**TASK REQUIREMENTS**
Using the data below, copy every line that contains the word "this".

**DATA**
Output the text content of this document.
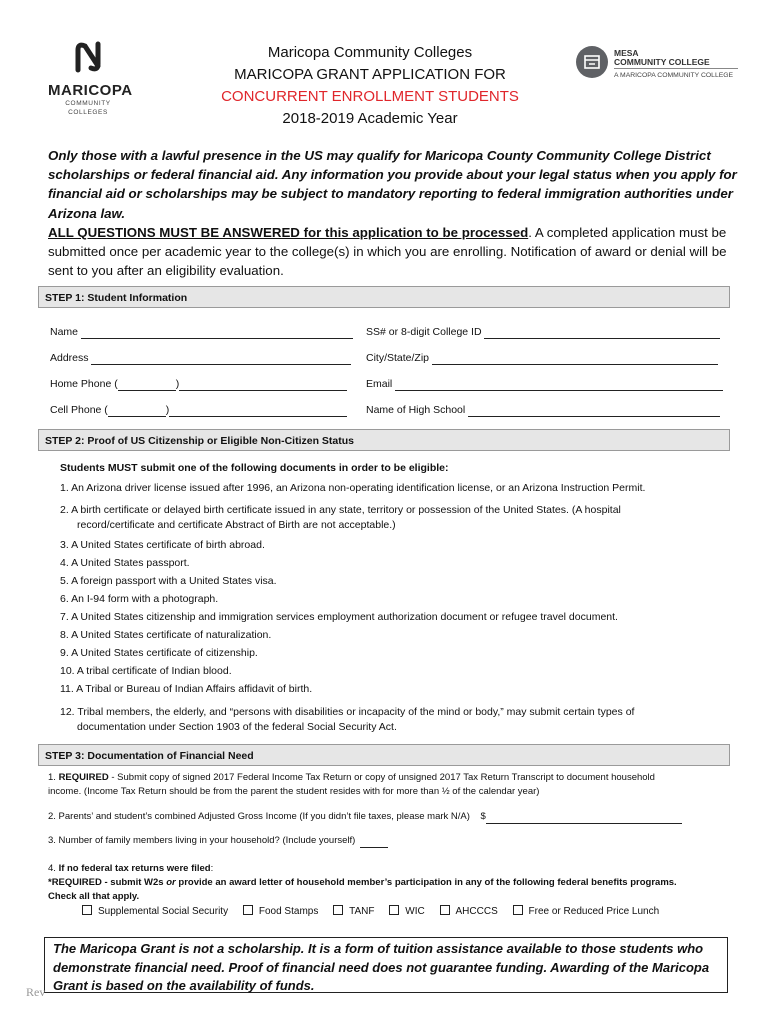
MARICOPA
COMMUNITY COLLEGES
Maricopa Community Colleges
MARICOPA GRANT APPLICATION FOR
CONCURRENT ENROLLMENT STUDENTS
2018-2019 Academic Year
MESA
COMMUNITY COLLEGE
A MARICOPA COMMUNITY COLLEGE
Only those with a lawful presence in the US may qualify for Maricopa County Community College District scholarships or federal financial aid. Any information you provide about your legal status when you apply for financial aid or scholarships may be subject to mandatory reporting to federal immigration authorities under Arizona law.
ALL QUESTIONS MUST BE ANSWERED for this application to be processed. A completed application must be submitted once per academic year to the college(s) in which you are enrolling. Notification of award or denial will be sent to you after an eligibility evaluation.
STEP 1: Student Information
Name	SS# or 8-digit College ID
Address	City/State/Zip
Home Phone (	)	Email
Cell Phone (	)	Name of High School
STEP 2: Proof of US Citizenship or Eligible Non-Citizen Status
Students MUST submit one of the following documents in order to be eligible:
1. An Arizona driver license issued after 1996, an Arizona non-operating identification license, or an Arizona Instruction Permit.
2. A birth certificate or delayed birth certificate issued in any state, territory or possession of the United States. (A hospital
record/certificate and certificate Abstract of Birth are not acceptable.)
3. A United States certificate of birth abroad.
4. A United States passport.
5. A foreign passport with a United States visa.
6. An I-94 form with a photograph.
7. A United States citizenship and immigration services employment authorization document or refugee travel document.
8. A United States certificate of naturalization.
9. A United States certificate of citizenship.
10. A tribal certificate of Indian blood.
11. A Tribal or Bureau of Indian Affairs affidavit of birth.
12. Tribal members, the elderly, and “persons with disabilities or incapacity of the mind or body,” may submit certain types of
documentation under Section 1903 of the federal Social Security Act.
STEP 3: Documentation of Financial Need
1. REQUIRED - Submit copy of signed 2017 Federal Income Tax Return or copy of unsigned 2017 Tax Return Transcript to document household
income. (Income Tax Return should be from the parent the student resides with for more than ½ of the calendar year)
2. Parents’ and student’s combined Adjusted Gross Income (If you didn’t file taxes, please mark N/A) $
3. Number of family members living in your household? (Include yourself)
4. If no federal tax returns were filed:
*REQUIRED - submit W2s or provide an award letter of household member’s participation in any of the following federal benefits programs.
Check all that apply.
Supplemental Social Security	Food Stamps	TANF	WIC	AHCCCS	Free or Reduced Price Lunch
The Maricopa Grant is not a scholarship. It is a form of tuition assistance available to those students who demonstrate financial need. Proof of financial need does not guarantee funding. Awarding of the Maricopa Grant is based on the availability of funds.
Rev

**WRITTEN RESPONSE**
Output the text content of this document.
ALL QUESTIONS MUST BE ANSWERED for this application to be processed. A completed application must be submitted once per academic year to the college(s) in which you are enrolling. Notification of award or denial will be sent to you after an eligibility evaluation.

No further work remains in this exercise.